What the task requires:
Give every line again exactly as it appears, please, but not the pictures.

* * * * * * *

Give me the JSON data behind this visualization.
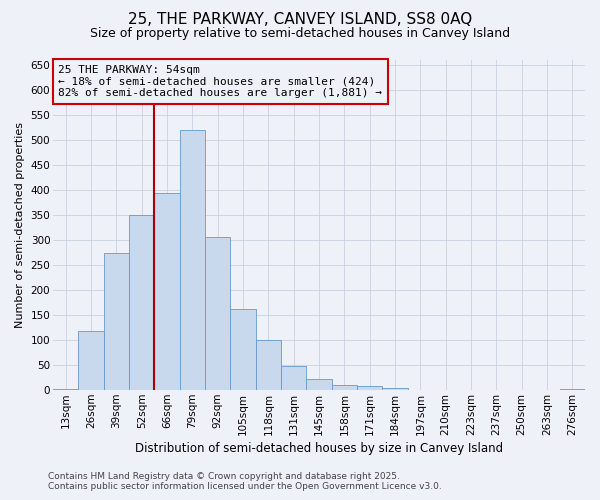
{
  "title": "25, THE PARKWAY, CANVEY ISLAND, SS8 0AQ",
  "subtitle": "Size of property relative to semi-detached houses in Canvey Island",
  "xlabel": "Distribution of semi-detached houses by size in Canvey Island",
  "ylabel": "Number of semi-detached properties",
  "footer_line1": "Contains HM Land Registry data © Crown copyright and database right 2025.",
  "footer_line2": "Contains public sector information licensed under the Open Government Licence v3.0.",
  "bar_color": "#c8d8ed",
  "bar_edge_color": "#6699cc",
  "vline_color": "#aa0000",
  "annotation_line1": "25 THE PARKWAY: 54sqm",
  "annotation_line2": "← 18% of semi-detached houses are smaller (424)",
  "annotation_line3": "82% of semi-detached houses are larger (1,881) →",
  "categories": [
    "13sqm",
    "26sqm",
    "39sqm",
    "52sqm",
    "66sqm",
    "79sqm",
    "92sqm",
    "105sqm",
    "118sqm",
    "131sqm",
    "145sqm",
    "158sqm",
    "171sqm",
    "184sqm",
    "197sqm",
    "210sqm",
    "223sqm",
    "237sqm",
    "250sqm",
    "263sqm",
    "276sqm"
  ],
  "values": [
    3,
    119,
    275,
    350,
    395,
    520,
    307,
    163,
    100,
    48,
    23,
    10,
    8,
    5,
    0,
    0,
    0,
    0,
    0,
    0,
    2
  ],
  "vline_x": 3.5,
  "ylim": [
    0,
    660
  ],
  "yticks": [
    0,
    50,
    100,
    150,
    200,
    250,
    300,
    350,
    400,
    450,
    500,
    550,
    600,
    650
  ],
  "grid_color": "#c8d0e0",
  "bg_color": "#eef1f8",
  "ann_box_edge": "#cc0000",
  "ann_fontsize": 8.0,
  "title_fontsize": 11,
  "subtitle_fontsize": 9,
  "axis_label_fontsize": 8,
  "tick_fontsize": 7.5,
  "footer_fontsize": 6.5
}
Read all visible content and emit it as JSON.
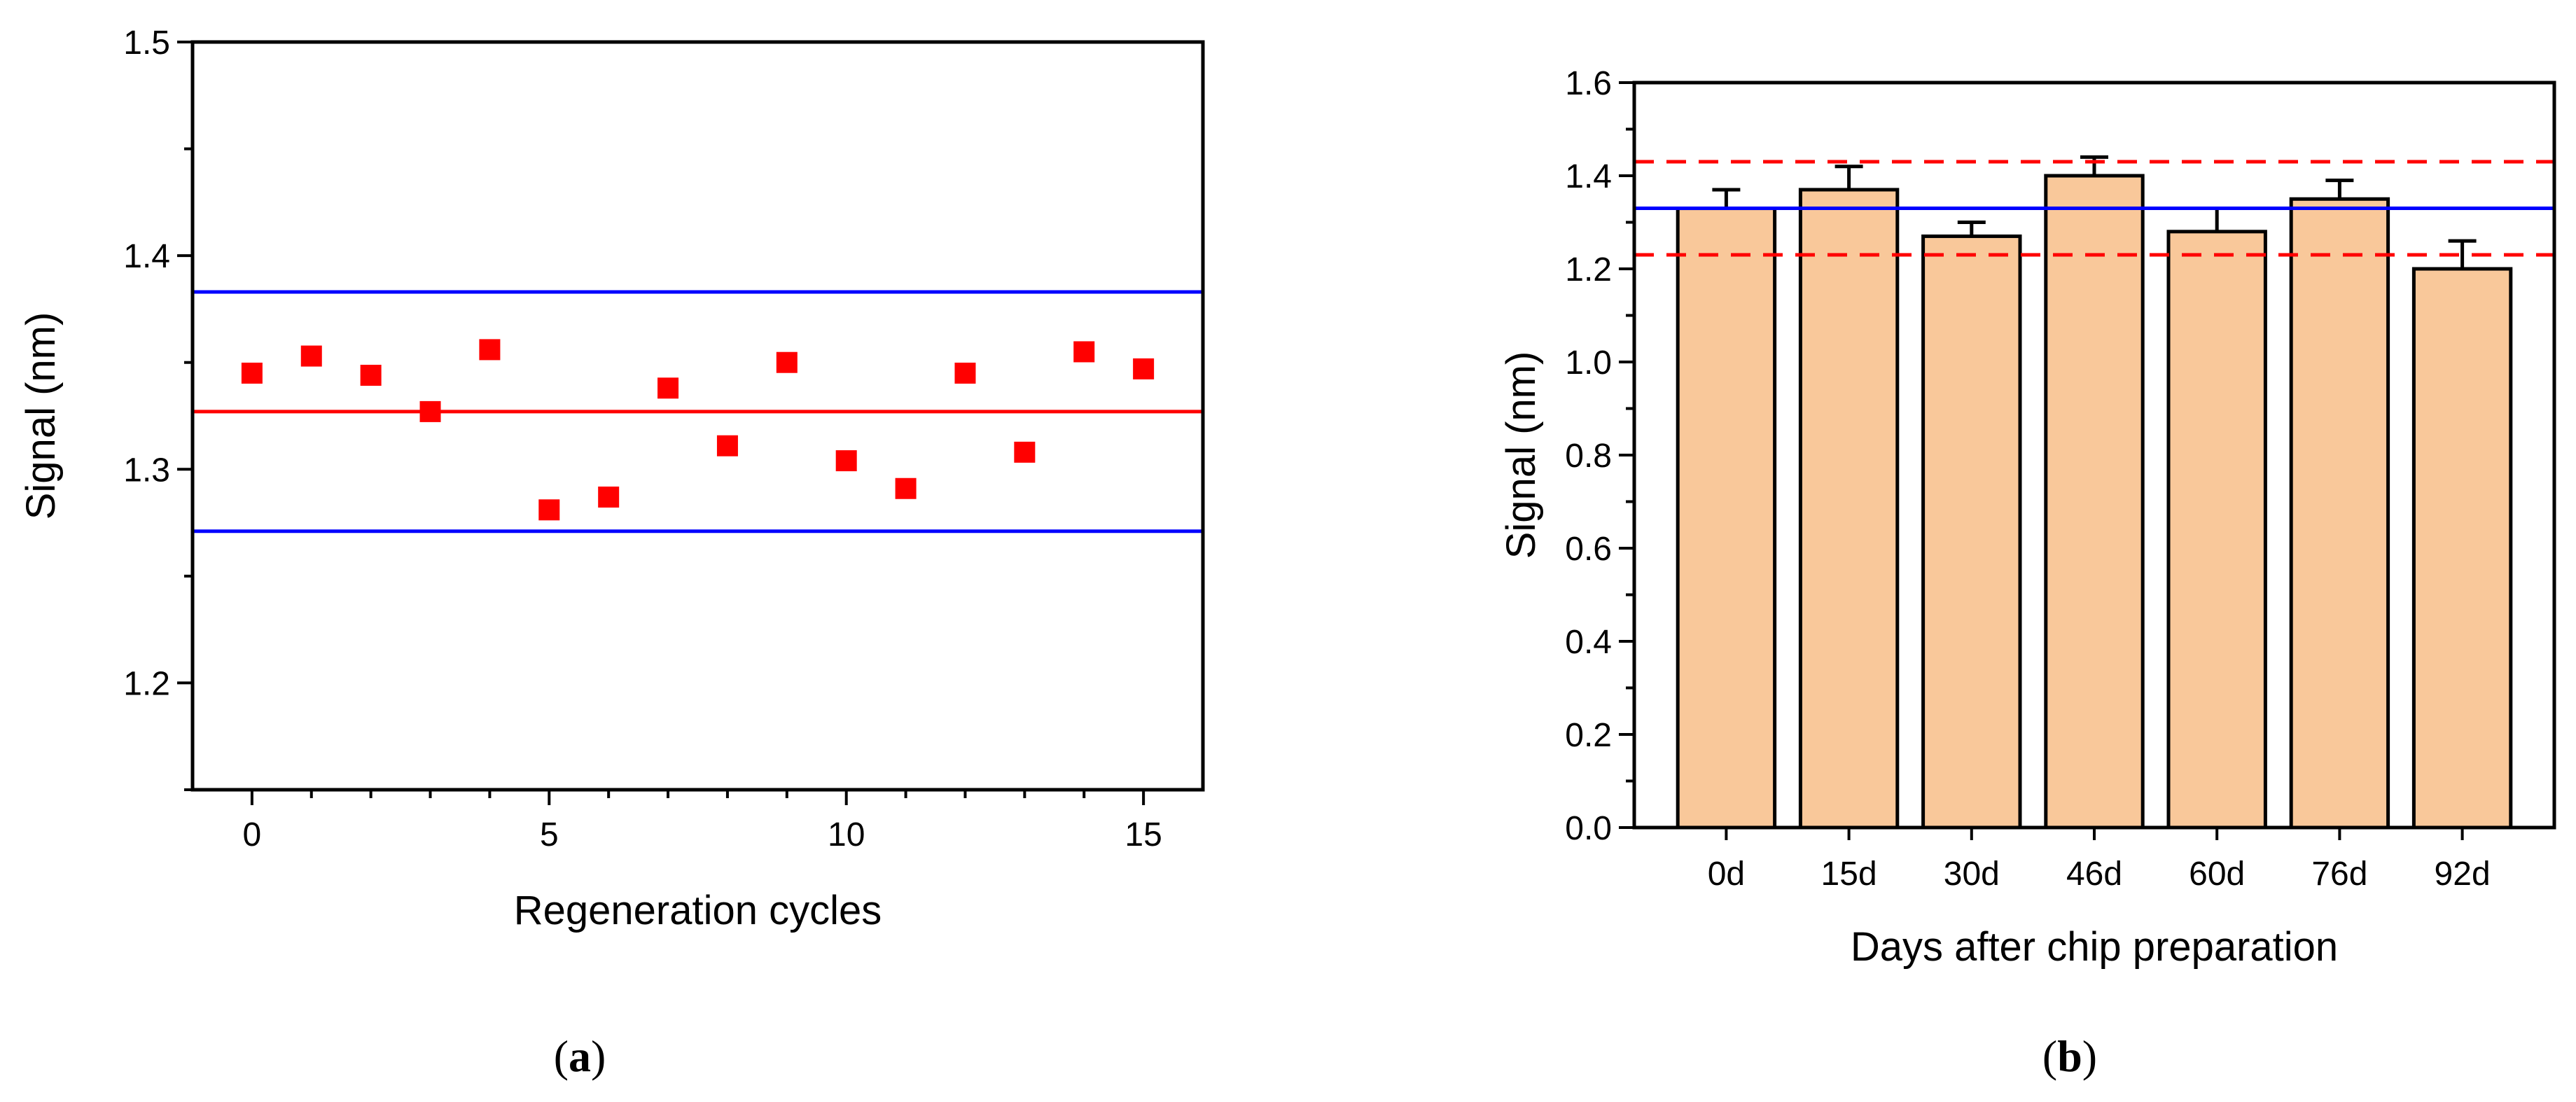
{
  "chart_data": [
    {
      "type": "scatter",
      "panel_label": "a",
      "xlabel": "Regeneration cycles",
      "ylabel": "Signal (nm)",
      "xlim": [
        -1,
        16
      ],
      "ylim": [
        1.15,
        1.5
      ],
      "xticks": [
        0,
        5,
        10,
        15
      ],
      "xtick_labels": [
        "0",
        "5",
        "10",
        "15"
      ],
      "yticks": [
        1.2,
        1.3,
        1.4,
        1.5
      ],
      "ytick_labels": [
        "1.2",
        "1.3",
        "1.4",
        "1.5"
      ],
      "series": [
        {
          "name": "Signal",
          "marker": "square",
          "color": "#ff0000",
          "x": [
            0,
            1,
            2,
            3,
            4,
            5,
            6,
            7,
            8,
            9,
            10,
            11,
            12,
            13,
            14,
            15
          ],
          "values": [
            1.345,
            1.353,
            1.344,
            1.327,
            1.356,
            1.281,
            1.287,
            1.338,
            1.311,
            1.35,
            1.304,
            1.291,
            1.345,
            1.308,
            1.355,
            1.347
          ]
        }
      ],
      "reference_lines": [
        {
          "name": "mean",
          "value": 1.327,
          "color": "#ff0000",
          "style": "solid"
        },
        {
          "name": "upper",
          "value": 1.383,
          "color": "#0000ff",
          "style": "solid"
        },
        {
          "name": "lower",
          "value": 1.271,
          "color": "#0000ff",
          "style": "solid"
        }
      ]
    },
    {
      "type": "bar",
      "panel_label": "b",
      "xlabel": "Days after chip preparation",
      "ylabel": "Signal (nm)",
      "ylim": [
        0,
        1.6
      ],
      "yticks": [
        0.0,
        0.2,
        0.4,
        0.6,
        0.8,
        1.0,
        1.2,
        1.4,
        1.6
      ],
      "ytick_labels": [
        "0.0",
        "0.2",
        "0.4",
        "0.6",
        "0.8",
        "1.0",
        "1.2",
        "1.4",
        "1.6"
      ],
      "categories": [
        "0d",
        "15d",
        "30d",
        "46d",
        "60d",
        "76d",
        "92d"
      ],
      "values": [
        1.33,
        1.37,
        1.27,
        1.4,
        1.28,
        1.35,
        1.2
      ],
      "errors": [
        0.04,
        0.05,
        0.03,
        0.04,
        0.05,
        0.04,
        0.06
      ],
      "bar_color": "#f9c89a",
      "reference_lines": [
        {
          "name": "mean",
          "value": 1.33,
          "color": "#0000ff",
          "style": "solid"
        },
        {
          "name": "upper",
          "value": 1.43,
          "color": "#ff0000",
          "style": "dashed"
        },
        {
          "name": "lower",
          "value": 1.23,
          "color": "#ff0000",
          "style": "dashed"
        }
      ]
    }
  ]
}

* * * * * * *

Exercise answer:
Give me the JSON data behind this visualization.
{
  "title": "25, THE PARKWAY, CANVEY ISLAND, SS8 0AQ",
  "subtitle": "Size of property relative to semi-detached houses in Canvey Island",
  "xlabel": "Distribution of semi-detached houses by size in Canvey Island",
  "ylabel": "Number of semi-detached properties",
  "footer_line1": "Contains HM Land Registry data © Crown copyright and database right 2025.",
  "footer_line2": "Contains public sector information licensed under the Open Government Licence v3.0.",
  "bar_color": "#c8d8ed",
  "bar_edge_color": "#6699cc",
  "vline_color": "#aa0000",
  "annotation_line1": "25 THE PARKWAY: 54sqm",
  "annotation_line2": "← 18% of semi-detached houses are smaller (424)",
  "annotation_line3": "82% of semi-detached houses are larger (1,881) →",
  "categories": [
    "13sqm",
    "26sqm",
    "39sqm",
    "52sqm",
    "66sqm",
    "79sqm",
    "92sqm",
    "105sqm",
    "118sqm",
    "131sqm",
    "145sqm",
    "158sqm",
    "171sqm",
    "184sqm",
    "197sqm",
    "210sqm",
    "223sqm",
    "237sqm",
    "250sqm",
    "263sqm",
    "276sqm"
  ],
  "values": [
    3,
    119,
    275,
    350,
    395,
    520,
    307,
    163,
    100,
    48,
    23,
    10,
    8,
    5,
    0,
    0,
    0,
    0,
    0,
    0,
    2
  ],
  "vline_x": 3.5,
  "ylim": [
    0,
    660
  ],
  "yticks": [
    0,
    50,
    100,
    150,
    200,
    250,
    300,
    350,
    400,
    450,
    500,
    550,
    600,
    650
  ],
  "grid_color": "#c8d0e0",
  "bg_color": "#eef1f8",
  "ann_box_edge": "#cc0000",
  "ann_fontsize": 8.0,
  "title_fontsize": 11,
  "subtitle_fontsize": 9,
  "axis_label_fontsize": 8,
  "tick_fontsize": 7.5,
  "footer_fontsize": 6.5
}
Read all visible content and emit it as JSON.
{
  "chart_data": [
    {
      "type": "scatter",
      "panel_label": "a",
      "xlabel": "Regeneration cycles",
      "ylabel": "Signal (nm)",
      "xlim": [
        -1,
        16
      ],
      "ylim": [
        1.15,
        1.5
      ],
      "xticks": [
        0,
        5,
        10,
        15
      ],
      "xtick_labels": [
        "0",
        "5",
        "10",
        "15"
      ],
      "yticks": [
        1.2,
        1.3,
        1.4,
        1.5
      ],
      "ytick_labels": [
        "1.2",
        "1.3",
        "1.4",
        "1.5"
      ],
      "series": [
        {
          "name": "Signal",
          "marker": "square",
          "color": "#ff0000",
          "x": [
            0,
            1,
            2,
            3,
            4,
            5,
            6,
            7,
            8,
            9,
            10,
            11,
            12,
            13,
            14,
            15
          ],
          "values": [
            1.345,
            1.353,
            1.344,
            1.327,
            1.356,
            1.281,
            1.287,
            1.338,
            1.311,
            1.35,
            1.304,
            1.291,
            1.345,
            1.308,
            1.355,
            1.347
          ]
        }
      ],
      "reference_lines": [
        {
          "name": "mean",
          "value": 1.327,
          "color": "#ff0000",
          "style": "solid"
        },
        {
          "name": "upper",
          "value": 1.383,
          "color": "#0000ff",
          "style": "solid"
        },
        {
          "name": "lower",
          "value": 1.271,
          "color": "#0000ff",
          "style": "solid"
        }
      ]
    },
    {
      "type": "bar",
      "panel_label": "b",
      "xlabel": "Days after chip preparation",
      "ylabel": "Signal (nm)",
      "ylim": [
        0,
        1.6
      ],
      "yticks": [
        0.0,
        0.2,
        0.4,
        0.6,
        0.8,
        1.0,
        1.2,
        1.4,
        1.6
      ],
      "ytick_labels": [
        "0.0",
        "0.2",
        "0.4",
        "0.6",
        "0.8",
        "1.0",
        "1.2",
        "1.4",
        "1.6"
      ],
      "categories": [
        "0d",
        "15d",
        "30d",
        "46d",
        "60d",
        "76d",
        "92d"
      ],
      "values": [
        1.33,
        1.37,
        1.27,
        1.4,
        1.28,
        1.35,
        1.2
      ],
      "errors": [
        0.04,
        0.05,
        0.03,
        0.04,
        0.05,
        0.04,
        0.06
      ],
      "bar_color": "#f9c89a",
      "reference_lines": [
        {
          "name": "mean",
          "value": 1.33,
          "color": "#0000ff",
          "style": "solid"
        },
        {
          "name": "upper",
          "value": 1.43,
          "color": "#ff0000",
          "style": "dashed"
        },
        {
          "name": "lower",
          "value": 1.23,
          "color": "#ff0000",
          "style": "dashed"
        }
      ]
    }
  ]
}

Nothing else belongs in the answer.